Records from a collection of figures
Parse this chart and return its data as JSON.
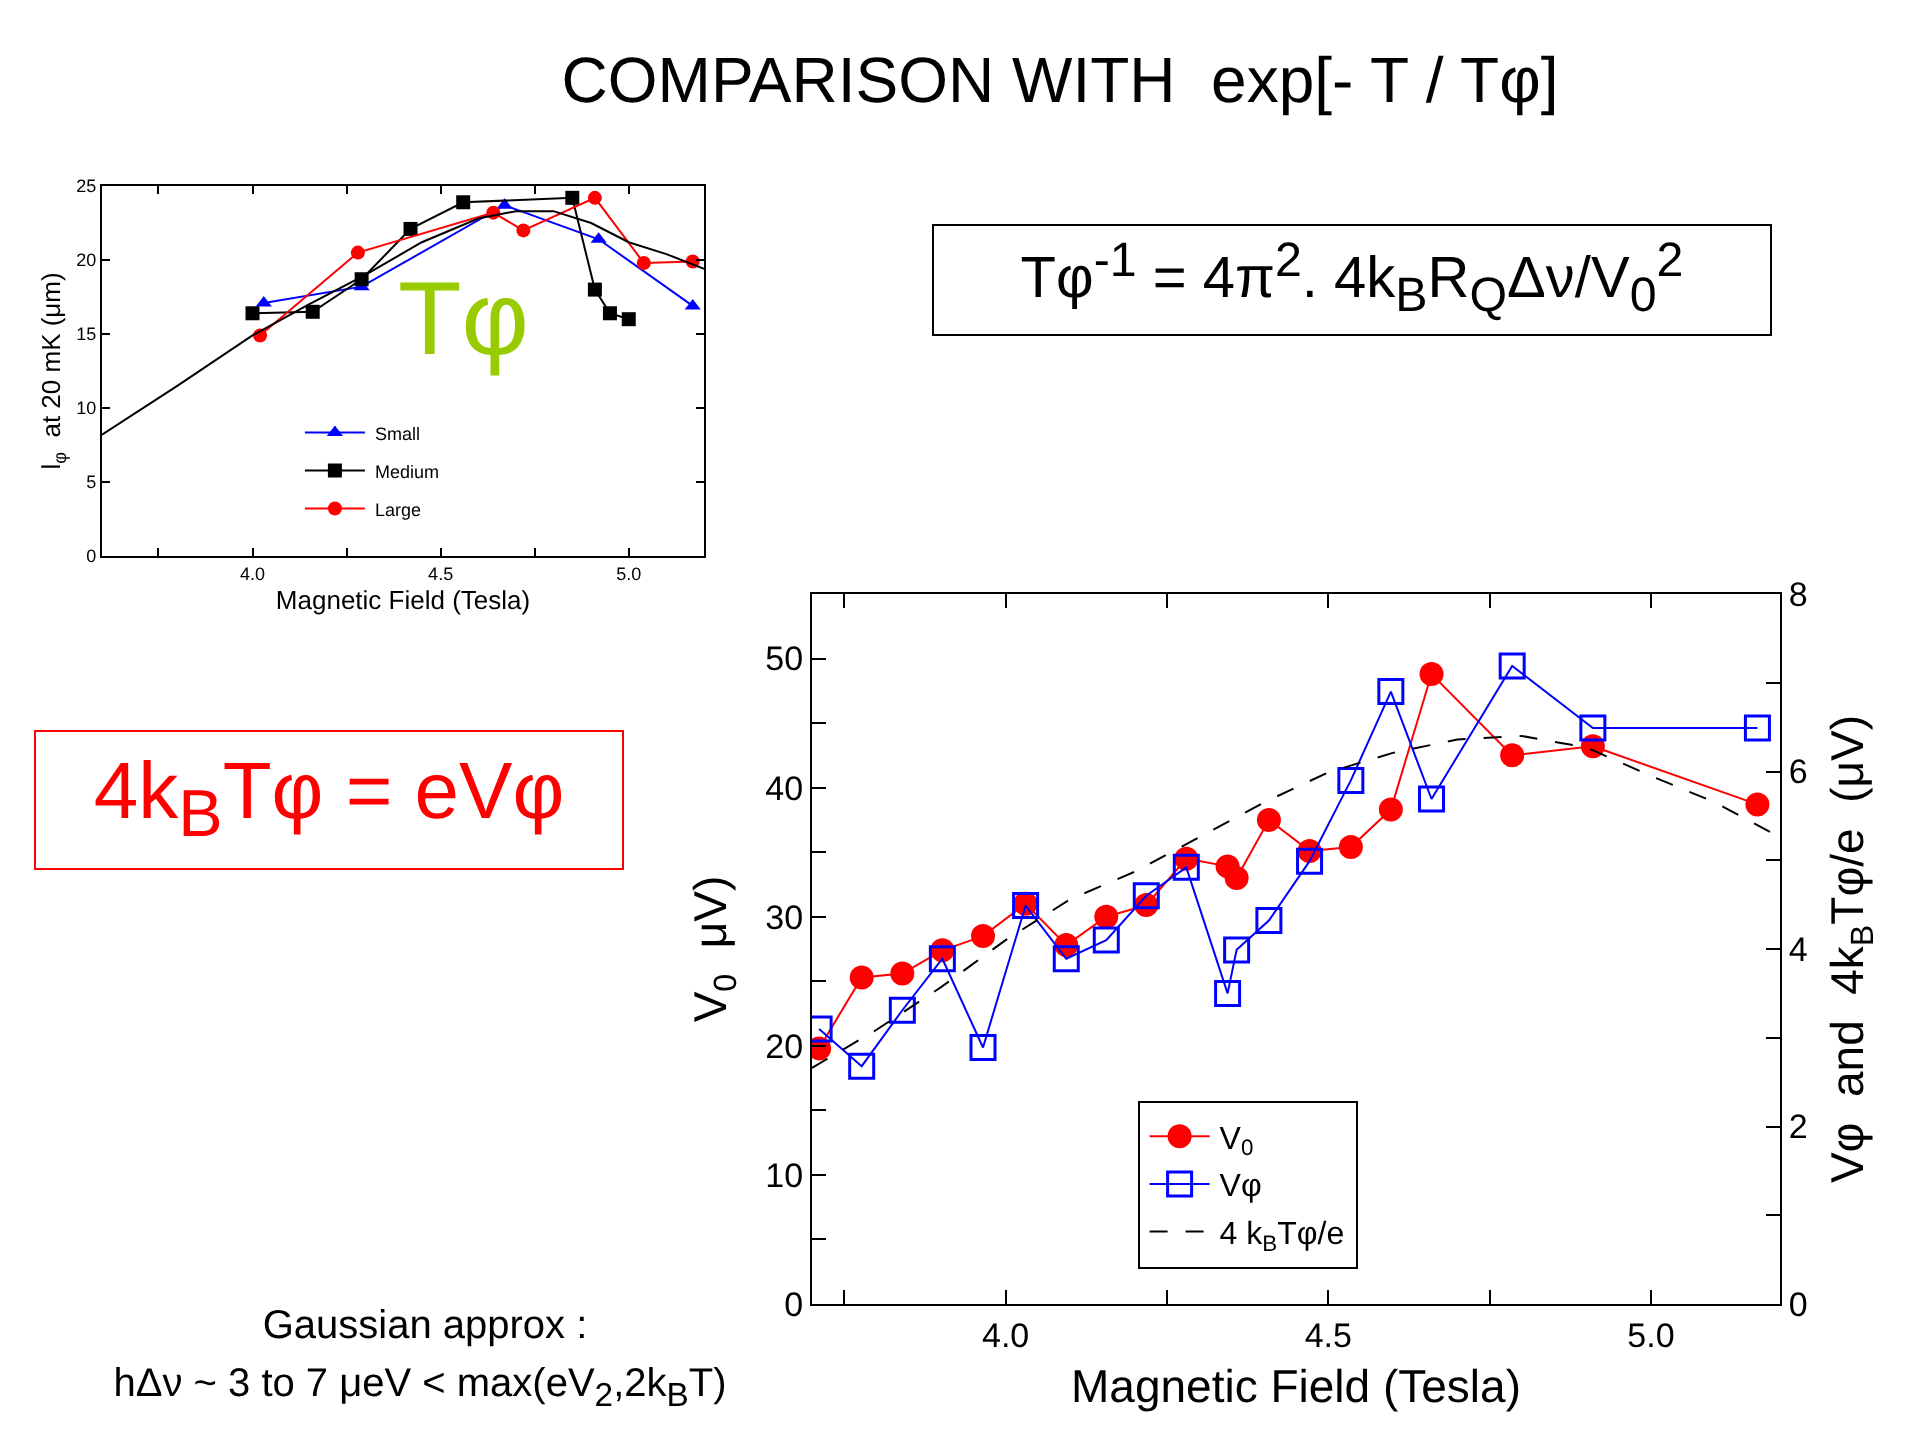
{
  "chart_data": [
    {
      "type": "line",
      "xlabel": "Magnetic Field (Tesla)",
      "ylabel": "l$_{φ}$  at 20 mK (μm)",
      "annotations": [
        "Tφ"
      ],
      "xlim": [
        3.6,
        5.2
      ],
      "xticks": [
        {
          "value": 3.75,
          "label": null
        },
        {
          "value": 4,
          "label": "4.0"
        },
        {
          "value": 4.25,
          "label": null
        },
        {
          "value": 4.5,
          "label": "4.5"
        },
        {
          "value": 4.75,
          "label": null
        },
        {
          "value": 5,
          "label": "5.0"
        }
      ],
      "ylim": [
        0,
        25
      ],
      "yticks": [
        0,
        5,
        10,
        15,
        20,
        25
      ],
      "grid": false,
      "legend": "bottom",
      "line_style": "solid",
      "series": [
        {
          "name": "Small",
          "color": "#0000ff",
          "marker": "triangle",
          "x": [
            4.03,
            4.29,
            4.67,
            4.92,
            5.17
          ],
          "values": [
            17.1,
            18.2,
            23.7,
            21.4,
            16.9
          ]
        },
        {
          "name": "Medium",
          "color": "#000000",
          "marker": "square",
          "x": [
            4.0,
            4.16,
            4.29,
            4.42,
            4.56,
            4.85,
            4.91,
            4.95,
            5.0
          ],
          "values": [
            16.4,
            16.5,
            18.7,
            22.1,
            23.9,
            24.2,
            18.0,
            16.4,
            16.0
          ]
        },
        {
          "name": "Large",
          "color": "#ff0000",
          "marker": "circle",
          "x": [
            4.02,
            4.28,
            4.64,
            4.72,
            4.91,
            5.04,
            5.17
          ],
          "values": [
            14.9,
            20.5,
            23.2,
            22.0,
            24.2,
            19.8,
            19.9
          ]
        },
        {
          "color": "#000000",
          "marker": "none",
          "x": [
            3.6,
            3.8,
            4.0,
            4.15,
            4.3,
            4.45,
            4.6,
            4.7,
            4.8,
            4.9,
            5.0,
            5.1,
            5.2
          ],
          "values": [
            8.2,
            11.5,
            14.9,
            17.0,
            19.0,
            21.2,
            22.8,
            23.3,
            23.3,
            22.5,
            21.2,
            20.4,
            19.4
          ]
        }
      ]
    },
    {
      "type": "line",
      "title": "COMPARISON WITH  exp[- T / Tφ]",
      "xlabel": "Magnetic Field (Tesla)",
      "ylabel": "V$_{0}$  μV)",
      "y2label": "Vφ  and  4k$_{B}$Tφ/e  (μV)",
      "annotations": [
        "Tφ$^{-1}$ = 4π$^{2}$. 4k$_{B}$R$_{Q}$Δν/V$_{0}$$^{2}$",
        "4k$_{B}$Tφ = eVφ",
        "Gaussian approx :",
        "hΔν ~ 3 to 7 μeV < max(eV$_{2}$,2k$_{B}$T)"
      ],
      "xlim": [
        3.7,
        5.2
      ],
      "xticks": [
        {
          "value": 3.75,
          "label": null
        },
        {
          "value": 4,
          "label": "4.0"
        },
        {
          "value": 4.25,
          "label": null
        },
        {
          "value": 4.5,
          "label": "4.5"
        },
        {
          "value": 4.75,
          "label": null
        },
        {
          "value": 5,
          "label": "5.0"
        }
      ],
      "ylim": [
        0,
        55
      ],
      "yticks": [
        0,
        {
          "value": 5,
          "label": null
        },
        10,
        {
          "value": 15,
          "label": null
        },
        20,
        {
          "value": 25,
          "label": null
        },
        30,
        {
          "value": 35,
          "label": null
        },
        40,
        {
          "value": 45,
          "label": null
        },
        50
      ],
      "y2lim": [
        0,
        8
      ],
      "y2ticks": [
        0,
        {
          "value": 1,
          "label": null
        },
        2,
        {
          "value": 3,
          "label": null
        },
        4,
        {
          "value": 5,
          "label": null
        },
        6,
        {
          "value": 7,
          "label": null
        },
        8
      ],
      "grid": false,
      "legend": "bottom",
      "x": [
        3.711,
        3.777,
        3.84,
        3.902,
        3.965,
        4.031,
        4.094,
        4.156,
        4.218,
        4.28,
        4.344,
        4.358,
        4.408,
        4.471,
        4.535,
        4.597,
        4.66,
        4.785,
        4.91,
        5.165
      ],
      "series": [
        {
          "name": "V$_{0}$",
          "color": "#ff0000",
          "marker": "circle",
          "line_style": "solid",
          "values": [
            19.8,
            25.3,
            25.6,
            27.4,
            28.5,
            31.0,
            27.8,
            30.0,
            30.9,
            34.5,
            33.9,
            33.0,
            37.5,
            35.1,
            35.4,
            38.3,
            48.8,
            42.5,
            43.2,
            38.7
          ]
        },
        {
          "name": "Vφ",
          "color": "#0000ff",
          "marker": "square",
          "line_style": "solid",
          "axis": "y2",
          "values": [
            3.1,
            2.68,
            3.31,
            3.89,
            2.89,
            4.49,
            3.89,
            4.1,
            4.6,
            4.92,
            3.5,
            3.99,
            4.32,
            4.99,
            5.9,
            6.9,
            5.69,
            7.19,
            6.49,
            6.49
          ]
        },
        {
          "name": "4 k$_{B}$Tφ/e",
          "color": "#000000",
          "marker": "none",
          "line_style": "dashed",
          "axis": "y2",
          "x": [
            3.7,
            3.8,
            3.9,
            4.0,
            4.1,
            4.2,
            4.3,
            4.4,
            4.5,
            4.6,
            4.7,
            4.8,
            4.9,
            5.0,
            5.1,
            5.2
          ],
          "values": [
            2.66,
            3.09,
            3.57,
            4.1,
            4.56,
            4.87,
            5.26,
            5.65,
            5.99,
            6.21,
            6.36,
            6.4,
            6.27,
            5.95,
            5.65,
            5.26
          ]
        }
      ]
    }
  ]
}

> Goal
Omitting all images, retype each line of the records precisely.

> Output for this exercise
Parse this chart and return its data as JSON.
{
  "chart_data": [
    {
      "type": "line",
      "xlabel": "Magnetic Field (Tesla)",
      "ylabel": "l$_{φ}$  at 20 mK (μm)",
      "annotations": [
        "Tφ"
      ],
      "xlim": [
        3.6,
        5.2
      ],
      "xticks": [
        {
          "value": 3.75,
          "label": null
        },
        {
          "value": 4,
          "label": "4.0"
        },
        {
          "value": 4.25,
          "label": null
        },
        {
          "value": 4.5,
          "label": "4.5"
        },
        {
          "value": 4.75,
          "label": null
        },
        {
          "value": 5,
          "label": "5.0"
        }
      ],
      "ylim": [
        0,
        25
      ],
      "yticks": [
        0,
        5,
        10,
        15,
        20,
        25
      ],
      "grid": false,
      "legend": "bottom",
      "line_style": "solid",
      "series": [
        {
          "name": "Small",
          "color": "#0000ff",
          "marker": "triangle",
          "x": [
            4.03,
            4.29,
            4.67,
            4.92,
            5.17
          ],
          "values": [
            17.1,
            18.2,
            23.7,
            21.4,
            16.9
          ]
        },
        {
          "name": "Medium",
          "color": "#000000",
          "marker": "square",
          "x": [
            4.0,
            4.16,
            4.29,
            4.42,
            4.56,
            4.85,
            4.91,
            4.95,
            5.0
          ],
          "values": [
            16.4,
            16.5,
            18.7,
            22.1,
            23.9,
            24.2,
            18.0,
            16.4,
            16.0
          ]
        },
        {
          "name": "Large",
          "color": "#ff0000",
          "marker": "circle",
          "x": [
            4.02,
            4.28,
            4.64,
            4.72,
            4.91,
            5.04,
            5.17
          ],
          "values": [
            14.9,
            20.5,
            23.2,
            22.0,
            24.2,
            19.8,
            19.9
          ]
        },
        {
          "color": "#000000",
          "marker": "none",
          "x": [
            3.6,
            3.8,
            4.0,
            4.15,
            4.3,
            4.45,
            4.6,
            4.7,
            4.8,
            4.9,
            5.0,
            5.1,
            5.2
          ],
          "values": [
            8.2,
            11.5,
            14.9,
            17.0,
            19.0,
            21.2,
            22.8,
            23.3,
            23.3,
            22.5,
            21.2,
            20.4,
            19.4
          ]
        }
      ]
    },
    {
      "type": "line",
      "title": "COMPARISON WITH  exp[- T / Tφ]",
      "xlabel": "Magnetic Field (Tesla)",
      "ylabel": "V$_{0}$  μV)",
      "y2label": "Vφ  and  4k$_{B}$Tφ/e  (μV)",
      "annotations": [
        "Tφ$^{-1}$ = 4π$^{2}$. 4k$_{B}$R$_{Q}$Δν/V$_{0}$$^{2}$",
        "4k$_{B}$Tφ = eVφ",
        "Gaussian approx :",
        "hΔν ~ 3 to 7 μeV < max(eV$_{2}$,2k$_{B}$T)"
      ],
      "xlim": [
        3.7,
        5.2
      ],
      "xticks": [
        {
          "value": 3.75,
          "label": null
        },
        {
          "value": 4,
          "label": "4.0"
        },
        {
          "value": 4.25,
          "label": null
        },
        {
          "value": 4.5,
          "label": "4.5"
        },
        {
          "value": 4.75,
          "label": null
        },
        {
          "value": 5,
          "label": "5.0"
        }
      ],
      "ylim": [
        0,
        55
      ],
      "yticks": [
        0,
        {
          "value": 5,
          "label": null
        },
        10,
        {
          "value": 15,
          "label": null
        },
        20,
        {
          "value": 25,
          "label": null
        },
        30,
        {
          "value": 35,
          "label": null
        },
        40,
        {
          "value": 45,
          "label": null
        },
        50
      ],
      "y2lim": [
        0,
        8
      ],
      "y2ticks": [
        0,
        {
          "value": 1,
          "label": null
        },
        2,
        {
          "value": 3,
          "label": null
        },
        4,
        {
          "value": 5,
          "label": null
        },
        6,
        {
          "value": 7,
          "label": null
        },
        8
      ],
      "grid": false,
      "legend": "bottom",
      "x": [
        3.711,
        3.777,
        3.84,
        3.902,
        3.965,
        4.031,
        4.094,
        4.156,
        4.218,
        4.28,
        4.344,
        4.358,
        4.408,
        4.471,
        4.535,
        4.597,
        4.66,
        4.785,
        4.91,
        5.165
      ],
      "series": [
        {
          "name": "V$_{0}$",
          "color": "#ff0000",
          "marker": "circle",
          "line_style": "solid",
          "values": [
            19.8,
            25.3,
            25.6,
            27.4,
            28.5,
            31.0,
            27.8,
            30.0,
            30.9,
            34.5,
            33.9,
            33.0,
            37.5,
            35.1,
            35.4,
            38.3,
            48.8,
            42.5,
            43.2,
            38.7
          ]
        },
        {
          "name": "Vφ",
          "color": "#0000ff",
          "marker": "square",
          "line_style": "solid",
          "axis": "y2",
          "values": [
            3.1,
            2.68,
            3.31,
            3.89,
            2.89,
            4.49,
            3.89,
            4.1,
            4.6,
            4.92,
            3.5,
            3.99,
            4.32,
            4.99,
            5.9,
            6.9,
            5.69,
            7.19,
            6.49,
            6.49
          ]
        },
        {
          "name": "4 k$_{B}$Tφ/e",
          "color": "#000000",
          "marker": "none",
          "line_style": "dashed",
          "axis": "y2",
          "x": [
            3.7,
            3.8,
            3.9,
            4.0,
            4.1,
            4.2,
            4.3,
            4.4,
            4.5,
            4.6,
            4.7,
            4.8,
            4.9,
            5.0,
            5.1,
            5.2
          ],
          "values": [
            2.66,
            3.09,
            3.57,
            4.1,
            4.56,
            4.87,
            5.26,
            5.65,
            5.99,
            6.21,
            6.36,
            6.4,
            6.27,
            5.95,
            5.65,
            5.26
          ]
        }
      ]
    }
  ]
}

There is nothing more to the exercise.